Your goal —
Check each line of the records below for the word "Inventory" and copy those where it appears.

— start —

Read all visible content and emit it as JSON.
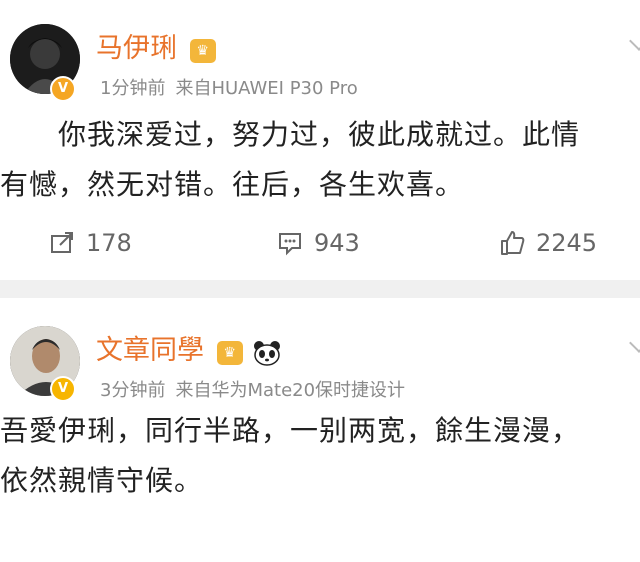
{
  "posts": [
    {
      "user": {
        "name": "马伊琍",
        "verified_badge": "V"
      },
      "meta": {
        "time": "1分钟前",
        "source": "来自HUAWEI P30 Pro"
      },
      "text": {
        "line1": "你我深爱过，努力过，彼此成就过。此情",
        "line2": "有憾，然无对错。往后，各生欢喜。"
      },
      "actions": {
        "repost": "178",
        "comment": "943",
        "like": "2245"
      }
    },
    {
      "user": {
        "name": "文章同學",
        "verified_badge": "V"
      },
      "meta": {
        "time": "3分钟前",
        "source": "来自华为Mate20保时捷设计"
      },
      "text": {
        "line1": "吾愛伊琍，同行半路，一别两宽，餘生漫漫，",
        "line2": "依然親情守候。"
      }
    }
  ],
  "icons": {
    "repost": "repost-icon",
    "comment": "comment-icon",
    "like": "like-icon",
    "crown": "crown-badge-icon",
    "panda": "panda-icon",
    "more": "chevron-down-icon"
  },
  "colors": {
    "name": "#e8732b",
    "meta": "#8a8a8a",
    "text": "#222222",
    "divider": "#f0f0f0",
    "badge": "#f5a623"
  }
}
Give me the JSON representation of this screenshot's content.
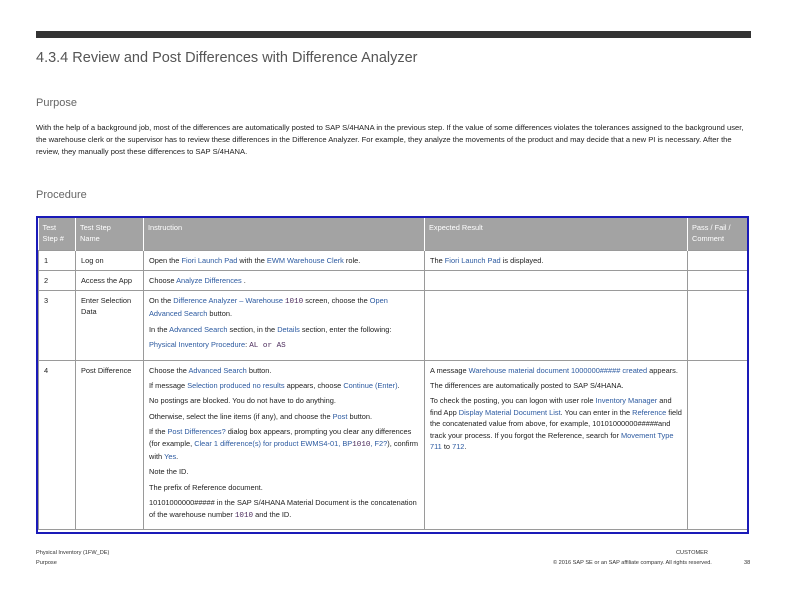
{
  "heading": "4.3.4 Review and Post Differences with Difference Analyzer",
  "purpose_heading": "Purpose",
  "purpose_text": "With the help of a background job, most of the differences are automatically posted to SAP S/4HANA in the previous step. If the value of some differences violates the tolerances assigned to the background user, the warehouse clerk or the supervisor has to review these differences in the Difference Analyzer. For example, they analyze the movements of the product and may decide that a new PI is necessary. After the review, they manually post these differences to SAP S/4HANA.",
  "procedure_heading": "Procedure",
  "table": {
    "headers": {
      "step_a": "Test",
      "step_b": "Step #",
      "name_a": "Test Step",
      "name_b": "Name",
      "instruction": "Instruction",
      "expected": "Expected Result",
      "pass_a": "Pass / Fail /",
      "pass_b": "Comment"
    },
    "row1": {
      "num": "1",
      "name": "Log on",
      "i1": "Open the ",
      "i2": "Fiori Launch Pad",
      "i3": " with the ",
      "i4": "EWM Warehouse Clerk",
      "i5": " role.",
      "e1": "The ",
      "e2": "Fiori Launch Pad",
      "e3": " is displayed."
    },
    "row2": {
      "num": "2",
      "name": "Access the App",
      "i1": "Choose ",
      "i2": "Analyze Differences",
      "i3": " ."
    },
    "row3": {
      "num": "3",
      "name": "Enter Selection Data",
      "p1a": "On the ",
      "p1b": "Difference Analyzer – Warehouse ",
      "p1c": "1010",
      "p1d": " screen, choose the ",
      "p1e": "Open Advanced Search",
      "p1f": " button.",
      "p2a": "In the ",
      "p2b": "Advanced Search",
      "p2c": " section, in the ",
      "p2d": "Details",
      "p2e": " section, enter the following:",
      "p3a": "Physical Inventory Procedure",
      "p3b": ": ",
      "p3c": "AL or AS"
    },
    "row4": {
      "num": "4",
      "name": "Post Difference",
      "p1a": "Choose the ",
      "p1b": "Advanced Search",
      "p1c": " button.",
      "p2a": "If message ",
      "p2b": "Selection produced no results",
      "p2c": " appears, choose ",
      "p2d": "Continue (Enter)",
      "p2e": ".",
      "p3": "No postings are blocked. You do not have to do anything.",
      "p4a": "Otherwise, select the line items (if any), and choose the ",
      "p4b": "Post",
      "p4c": " button.",
      "p5a": "If the ",
      "p5b": "Post Differences?",
      "p5c": " dialog box appears, prompting you clear any differences (for example, ",
      "p5d": "Clear 1 difference(s) for product EWMS4-01, BP",
      "p5e": "1010",
      "p5f": ", F2?",
      "p5g": "), confirm with ",
      "p5h": "Yes",
      "p5i": ".",
      "p6": "Note the ID.",
      "p7": "The prefix of Reference document.",
      "p8a": "10101000000##### in the SAP S/4HANA Material Document is the concatenation of the warehouse number ",
      "p8b": "1010",
      "p8c": " and the ID.",
      "e1a": "A message ",
      "e1b": "Warehouse material document 1000000##### created",
      "e1c": " appears.",
      "e2": "The differences are automatically posted to SAP S/4HANA.",
      "e3a": "To check the posting, you can logon with user role ",
      "e3b": "Inventory Manager",
      "e3c": " and find App ",
      "e3d": "Display Material Document List",
      "e3e": ". You can enter in the ",
      "e3f": "Reference",
      "e3g": " field the concatenated value from above, for example, 10101000000#####and track your process. If you forgot the Reference, search for ",
      "e3h": "Movement Type 711",
      "e3i": " to ",
      "e3j": "712",
      "e3k": "."
    }
  },
  "footer": {
    "doc_title": "Physical Inventory (1FW_DE)",
    "section": "Purpose",
    "classification": "CUSTOMER",
    "copyright": "© 2016 SAP SE or an SAP affiliate company. All rights reserved.",
    "page": "38"
  },
  "colors": {
    "link": "#2c5aa0",
    "table_border": "#1a1ab8",
    "header_bg": "#a3a3a3",
    "top_bar": "#333333"
  }
}
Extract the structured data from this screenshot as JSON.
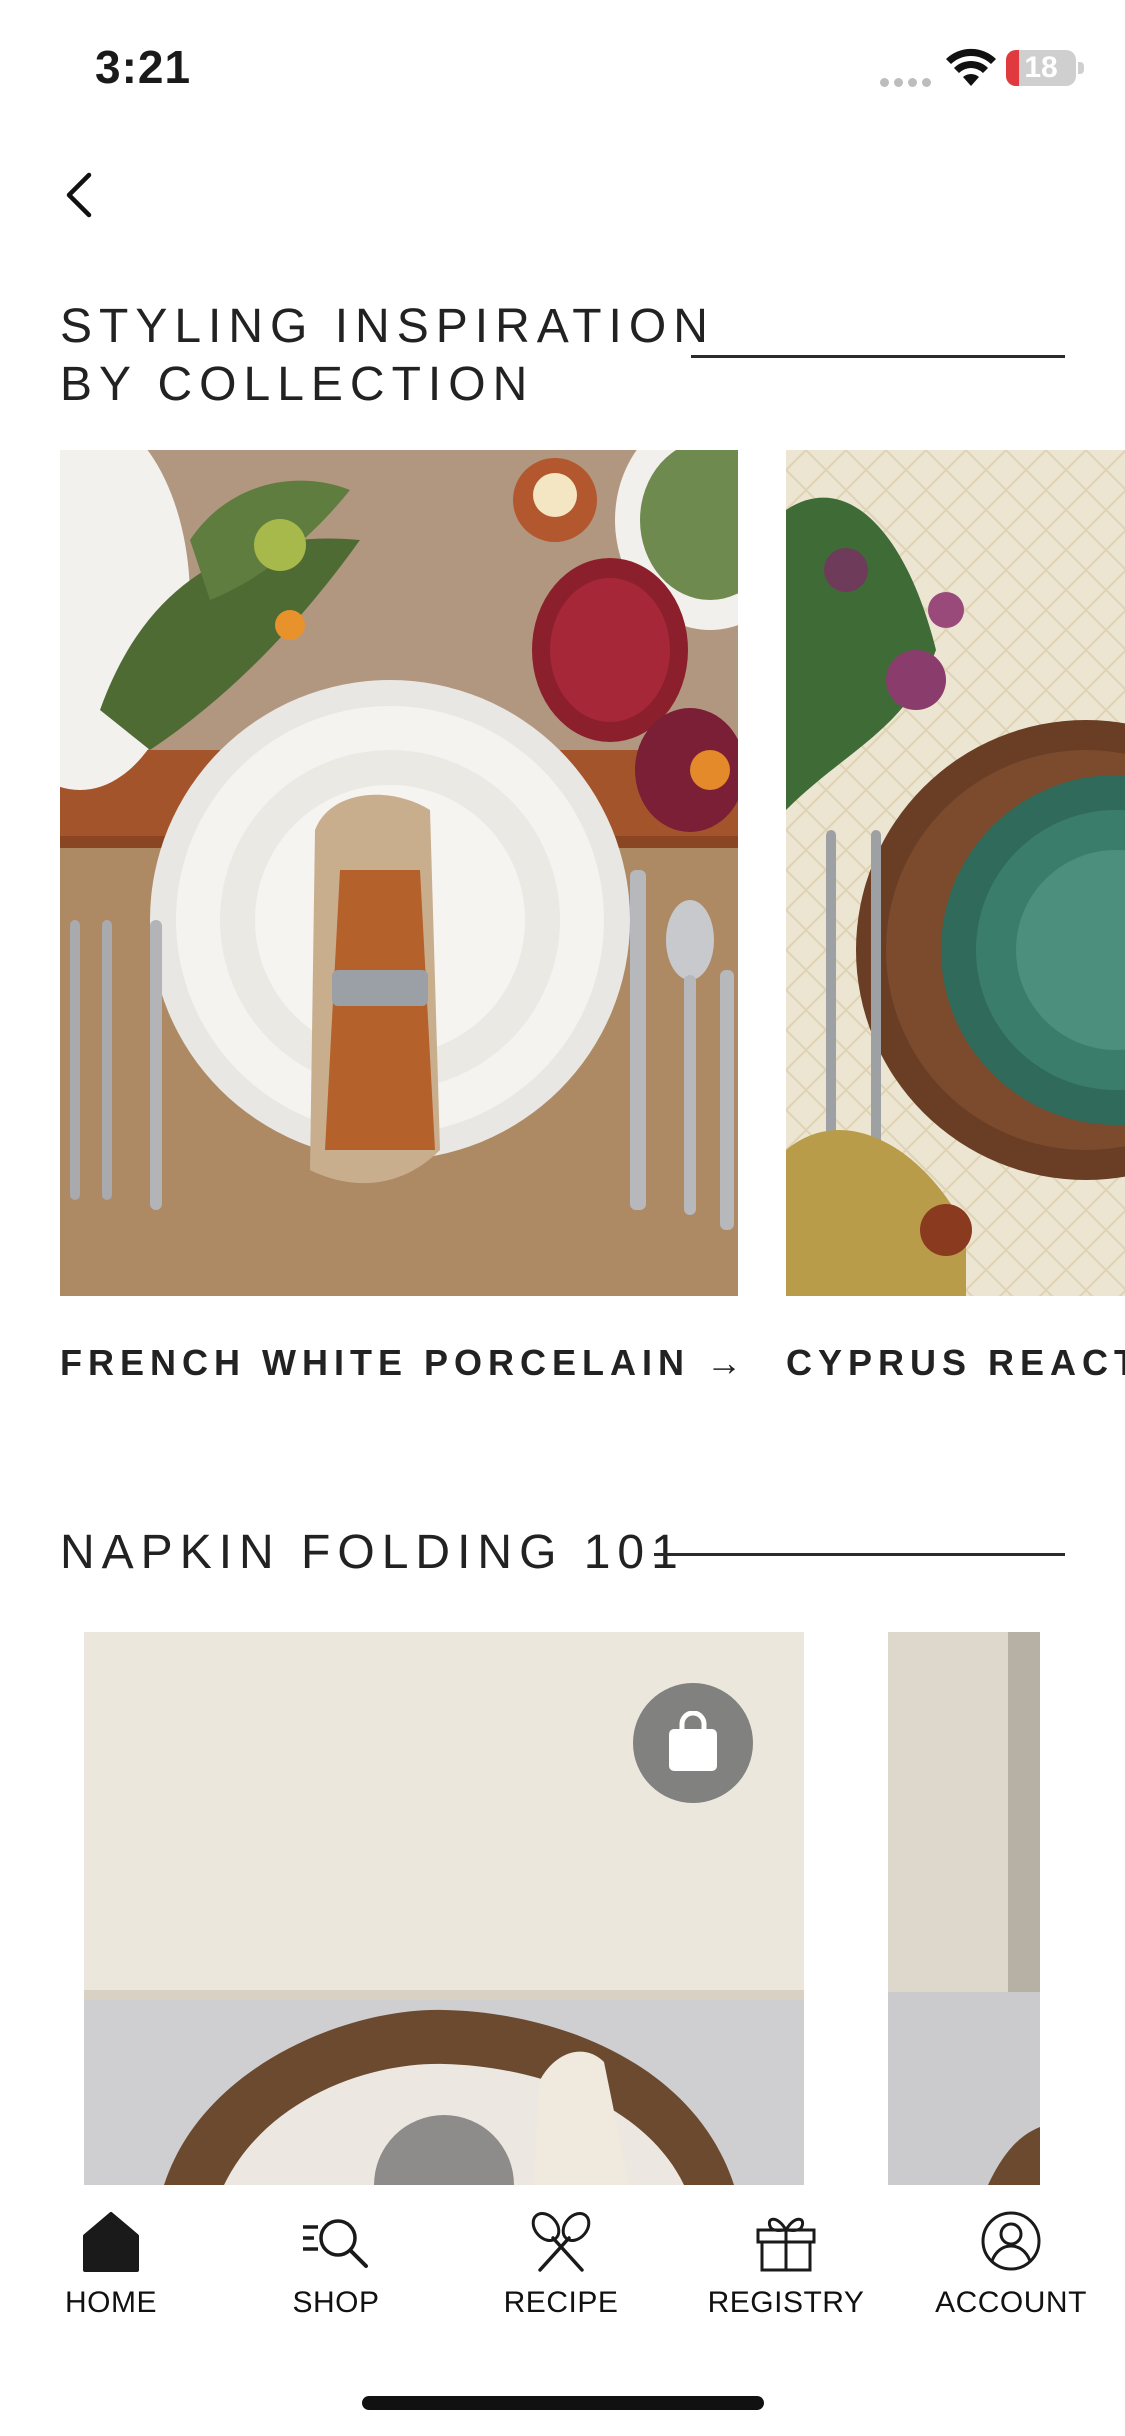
{
  "status_bar": {
    "time": "3:21",
    "battery": "18",
    "battery_level": 0.18
  },
  "sections": [
    {
      "title_line1": "STYLING INSPIRATION",
      "title_line2": "BY COLLECTION"
    },
    {
      "title": "NAPKIN FOLDING 101"
    }
  ],
  "collections": [
    {
      "label": "FRENCH WHITE PORCELAIN →"
    },
    {
      "label": "CYPRUS REACT"
    }
  ],
  "tabs": [
    {
      "label": "HOME",
      "icon": "home-icon"
    },
    {
      "label": "SHOP",
      "icon": "search-list-icon"
    },
    {
      "label": "RECIPE",
      "icon": "whisk-icon"
    },
    {
      "label": "REGISTRY",
      "icon": "gift-icon"
    },
    {
      "label": "ACCOUNT",
      "icon": "account-icon"
    }
  ],
  "colors": {
    "accent_dark": "#111111",
    "battery_low": "#e0393e",
    "rule": "#2b2b2b"
  }
}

— end —

Exercise output —
      "p3a": "Physical Inventory Procedure",
      "e3b": "Inventory Manager",
    "doc_title": "Physical Inventory (1FW_DE)",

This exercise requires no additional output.